Pull each line holding "POLEA" out of the entries below.
# START OF THE INPUT
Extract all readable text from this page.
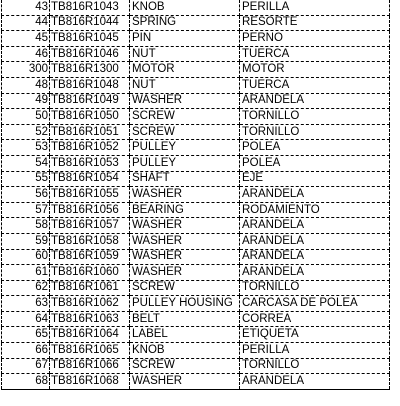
43	TB816R1043	KNOB	PERILLA
44	TB816R1044	SPRING	RESORTE
45	TB816R1045	PIN	PERNO
46	TB816R1046	NUT	TUERCA
300	TB816R1300	MOTOR	MOTOR
48	TB816R1048	NUT	TUERCA
49	TB816R1049	WASHER	ARANDELA
50	TB816R1050	SCREW	TORNILLO
52	TB816R1051	SCREW	TORNILLO
53	TB816R1052	PULLEY	POLEA
54	TB816R1053	PULLEY	POLEA
55	TB816R1054	SHAFT	EJE
56	TB816R1055	WASHER	ARANDELA
57	TB816R1056	BEARING	RODAMIENTO
58	TB816R1057	WASHER	ARANDELA
59	TB816R1058	WASHER	ARANDELA
60	TB816R1059	WASHER	ARANDELA
61	TB816R1060	WASHER	ARANDELA
62	TB816R1061	SCREW	TORNILLO
63	TB816R1062	PULLEY HOUSING	CARCASA DE POLEA
64	TB816R1063	BELT	CORREA
65	TB816R1064	LABEL	ETIQUETA
66	TB816R1065	KNOB	PERILLA
67	TB816R1066	SCREW	TORNILLO
68	TB816R1068	WASHER	ARANDELA
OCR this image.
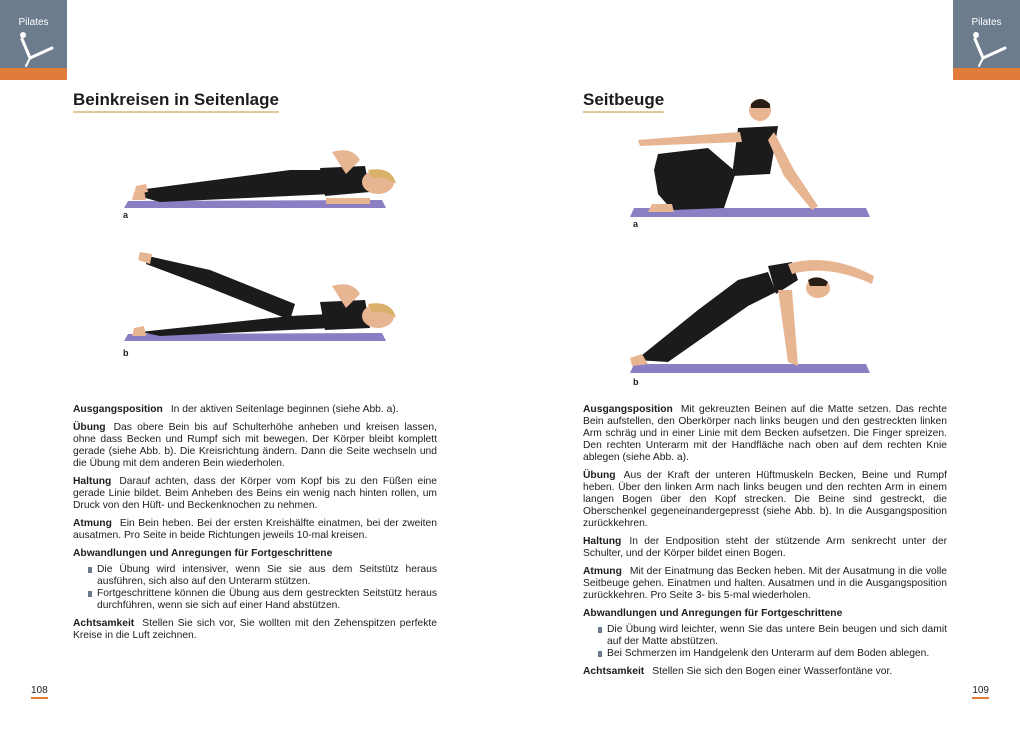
Pilates	Pilates
Beinkreisen in Seitenlage
a
b

Ausgangsposition In der aktiven Seitenlage beginnen (siehe Abb. a).

Übung Das obere Bein bis auf Schulterhöhe anheben und kreisen lassen, ohne dass Becken und Rumpf sich mit bewegen. Der Körper bleibt komplett gerade (siehe Abb. b). Die Kreisrichtung ändern. Dann die Seite wechseln und die Übung mit dem anderen Bein wiederholen.

Haltung Darauf achten, dass der Körper vom Kopf bis zu den Füßen eine gerade Linie bildet. Beim Anheben des Beins ein wenig nach hinten rollen, um Druck von den Hüft- und Beckenknochen zu nehmen.

Atmung Ein Bein heben. Bei der ersten Kreishälfte einatmen, bei der zweiten ausatmen. Pro Seite in beide Richtungen jeweils 10-mal kreisen.

Abwandlungen und Anregungen für Fortgeschrittene
Die Übung wird intensiver, wenn Sie sie aus dem Seitstütz heraus ausführen, sich also auf den Unterarm stützen.
Fortgeschrittene können die Übung aus dem gestreckten Seitstütz heraus durchführen, wenn sie sich auf einer Hand abstützen.

Achtsamkeit Stellen Sie sich vor, Sie wollten mit den Zehenspitzen perfekte Kreise in die Luft zeichnen.

108
Seitbeuge
a
b

Ausgangsposition Mit gekreuzten Beinen auf die Matte setzen. Das rechte Bein aufstellen, den Oberkörper nach links beugen und den gestreckten linken Arm schräg und in einer Linie mit dem Becken aufsetzen. Die Finger spreizen. Den rechten Unterarm mit der Handfläche nach oben auf dem rechten Knie ablegen (siehe Abb. a).

Übung Aus der Kraft der unteren Hüftmuskeln Becken, Beine und Rumpf heben. Über den linken Arm nach links beugen und den rechten Arm in einem langen Bogen über den Kopf strecken. Die Beine sind gestreckt, die Oberschenkel gegeneinandergepresst (siehe Abb. b). In die Ausgangsposition zurückkehren.

Haltung In der Endposition steht der stützende Arm senkrecht unter der Schulter, und der Körper bildet einen Bogen.

Atmung Mit der Einatmung das Becken heben. Mit der Ausatmung in die volle Seitbeuge gehen. Einatmen und halten. Ausatmen und in die Ausgangsposition zurückkehren. Pro Seite 3- bis 5-mal wiederholen.

Abwandlungen und Anregungen für Fortgeschrittene
Die Übung wird leichter, wenn Sie das untere Bein beugen und sich damit auf der Matte abstützen.
Bei Schmerzen im Handgelenk den Unterarm auf dem Boden ablegen.

Achtsamkeit Stellen Sie sich den Bogen einer Wasserfontäne vor.

109
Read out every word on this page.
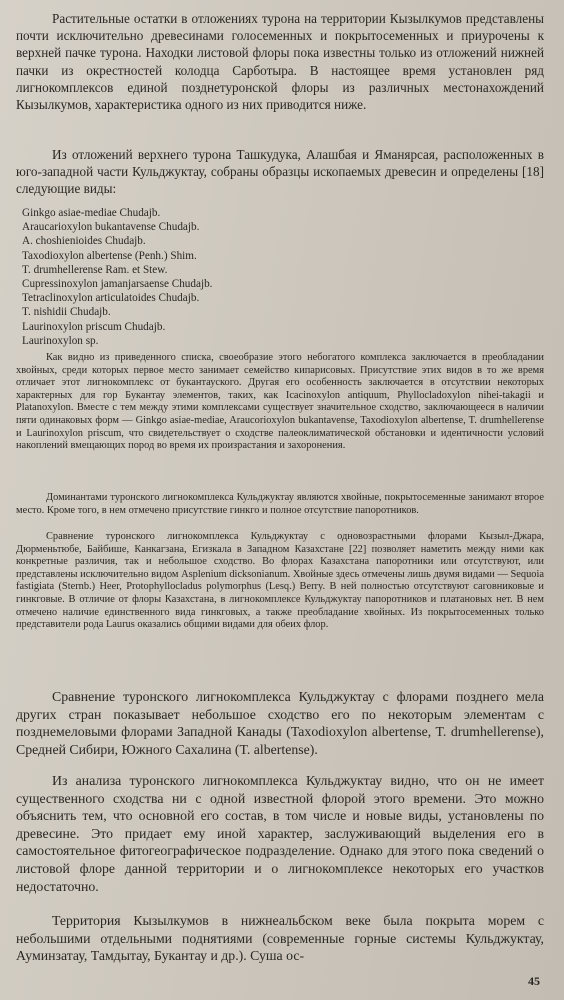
Растительные остатки в отложениях турона на территории Кызылкумов представлены почти исключительно древесинами голосеменных и покрытосеменных и приурочены к верхней пачке турона. Находки листовой флоры пока известны только из отложений нижней пачки из окрестностей колодца Сарботыра. В настоящее время установлен ряд лигнокомплексов единой позднетуронской флоры из различных местонахождений Кызылкумов, характеристика одного из них приводится ниже.

Из отложений верхнего турона Ташкудука, Алашбая и Яманярсая, расположенных в юго-западной части Кульджуктау, собраны образцы ископаемых древесин и определены [18] следующие виды:

Ginkgo asiae-mediae Chudajb.
Araucarioxylon bukantavense Chudajb.
A. choshienioides Chudajb.
Taxodioxylon albertense (Penh.) Shim.
T. drumhellerense Ram. et Stew.
Cupressinoxylon jamanjarsaense Chudajb.
Tetraclinoxylon articulatoides Chudajb.
T. nishidii Chudajb.
Laurinoxylon priscum Chudajb.
Laurinoxylon sp.

Как видно из приведенного списка, своеобразие этого небогатого комплекса заключается в преобладании хвойных, среди которых первое место занимает семейство кипарисовых. Присутствие этих видов в то же время отличает этот лигнокомплекс от букантауского. Другая его особенность заключается в отсутствии некоторых характерных для гор Букантау элементов, таких, как Icacinoxylon antiquum, Phyllocladoxylon nihei-takagii и Platanoxylon. Вместе с тем между этими комплексами существует значительное сходство, заключающееся в наличии пяти одинаковых форм — Ginkgo asiae-mediae, Araucorioxylon bukantavense, Taxodioxylon albertense, T. drumhellerense и Laurinoxylon priscum, что свидетельствует о сходстве палеоклиматической обстановки и идентичности условий накоплений вмещающих пород во время их произрастания и захоронения.

Доминантами туронского лигнокомплекса Кульджуктау являются хвойные, покрытосеменные занимают второе место. Кроме того, в нем отмечено присутствие гинкго и полное отсутствие папоротников.

Сравнение туронского лигнокомплекса Кульджуктау с одновозрастными флорами Кызыл-Джара, Дюрменьтюбе, Байбише, Канкагзана, Егизкала в Западном Казахстане [22] позволяет наметить между ними как конкретные различия, так и небольшое сходство. Во флорах Казахстана папоротники или отсутствуют, или представлены исключительно видом Asplenium dicksonianum. Хвойные здесь отмечены лишь двумя видами — Sequoia fastigiata (Sternb.) Heer, Protophyllocladus polymorphus (Lesq.) Berry. В ней полностью отсутствуют саговниковые и гинкговые. В отличие от флоры Казахстана, в лигнокомплексе Кульджуктау папоротников и платановых нет. В нем отмечено наличие единственного вида гинкговых, а также преобладание хвойных. Из покрытосеменных только представители рода Laurus оказались общими видами для обеих флор.

Сравнение туронского лигнокомплекса Кульджуктау с флорами позднего мела других стран показывает небольшое сходство его по некоторым элементам с позднемеловыми флорами Западной Канады (Taxodioxylon albertense, T. drumhellerense), Средней Сибири, Южного Сахалина (T. albertense).

Из анализа туронского лигнокомплекса Кульджуктау видно, что он не имеет существенного сходства ни с одной известной флорой этого времени. Это можно объяснить тем, что основной его состав, в том числе и новые виды, установлены по древесине. Это придает ему иной характер, заслуживающий выделения его в самостоятельное фитогеографическое подразделение. Однако для этого пока сведений о листовой флоре данной территории и о лигнокомплексе некоторых его участков недостаточно.

Территория Кызылкумов в нижнеальбском веке была покрыта морем с небольшими отдельными поднятиями (современные горные системы Кульджуктау, Ауминзатау, Тамдытау, Букантау и др.). Суша ос-

45
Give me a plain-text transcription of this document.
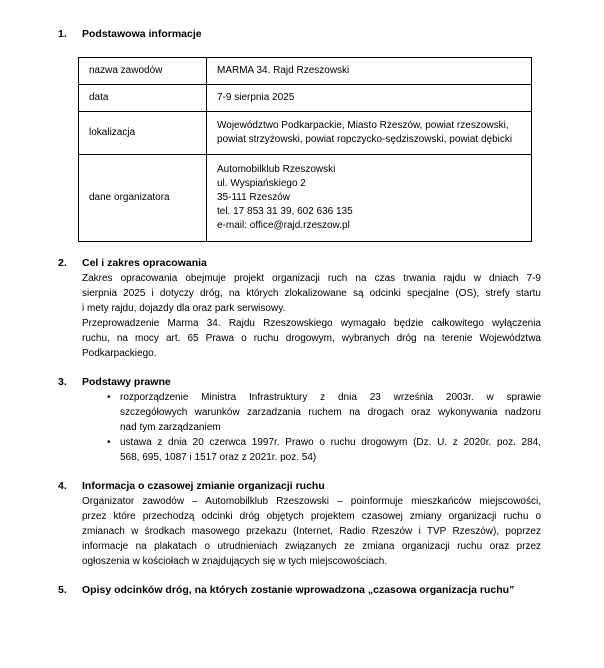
1.	Podstawowa informacje
nazwa zawodów	MARMA 34. Rajd Rzeszowski
data	7-9 sierpnia 2025
lokalizacja	Województwo Podkarpackie, Miasto Rzeszów, powiat rzeszowski,
powiat strzyżowski, powiat ropczycko-sędziszowski, powiat dębicki

dane organizatora	Automobilklub Rzeszowski
ul. Wyspiańskiego 2
35-111 Rzeszów
tel. 17 853 31 39, 602 636 135
e-mail: office@rajd.rzeszow.pl
2.	Cel i zakres opracowania
Zakres opracowania obejmuje projekt organizacji ruch na czas trwania rajdu w dniach 7-9
sierpnia 2025 i dotyczy dróg, na których zlokalizowane są odcinki specjalne (OS), strefy startu
i mety rajdu, dojazdy dla oraz park serwisowy.
Przeprowadzenie Marma 34. Rajdu Rzeszowskiego wymagało będzie całkowitego wyłączenia
ruchu, na mocy art. 65 Prawa o ruchu drogowym, wybranych dróg na terenie Województwa
Podkarpackiego.
3.	Podstawy prawne
• rozporządzenie Ministra Infrastruktury z dnia 23 września 2003r. w sprawie
szczegółowych warunków zarzadzania ruchem na drogach oraz wykonywania nadzoru
nad tym zarządzaniem
• ustawa z dnia 20 czerwca 1997r. Prawo o ruchu drogowym (Dz. U. z 2020r. poz. 284,
568, 695, 1087 i 1517 oraz z 2021r. poz. 54)
4.	Informacja o czasowej zmianie organizacji ruchu
Organizator zawodów – Automobilklub Rzeszowski – poinformuje mieszkańców miejscowości,
przez które przechodzą odcinki dróg objętych projektem czasowej zmiany organizacji ruchu o
zmianach w środkach masowego przekazu (Internet, Radio Rzeszów i TVP Rzeszów), poprzez
informacje na plakatach o utrudnieniach związanych ze zmiana organizacji ruchu oraz przez
ogłoszenia w kościołach w znajdujących się w tych miejscowościach.
5.	Opisy odcinków dróg, na których zostanie wprowadzona „czasowa organizacja ruchu”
# END OF THE INPUT
• **WRITTEN SOLUTION**:
53	TB816R1052	PULLEY	POLEA
54	TB816R1053	PULLEY	POLEA
63	TB816R1062	PULLEY HOUSING	CARCASA DE POLEA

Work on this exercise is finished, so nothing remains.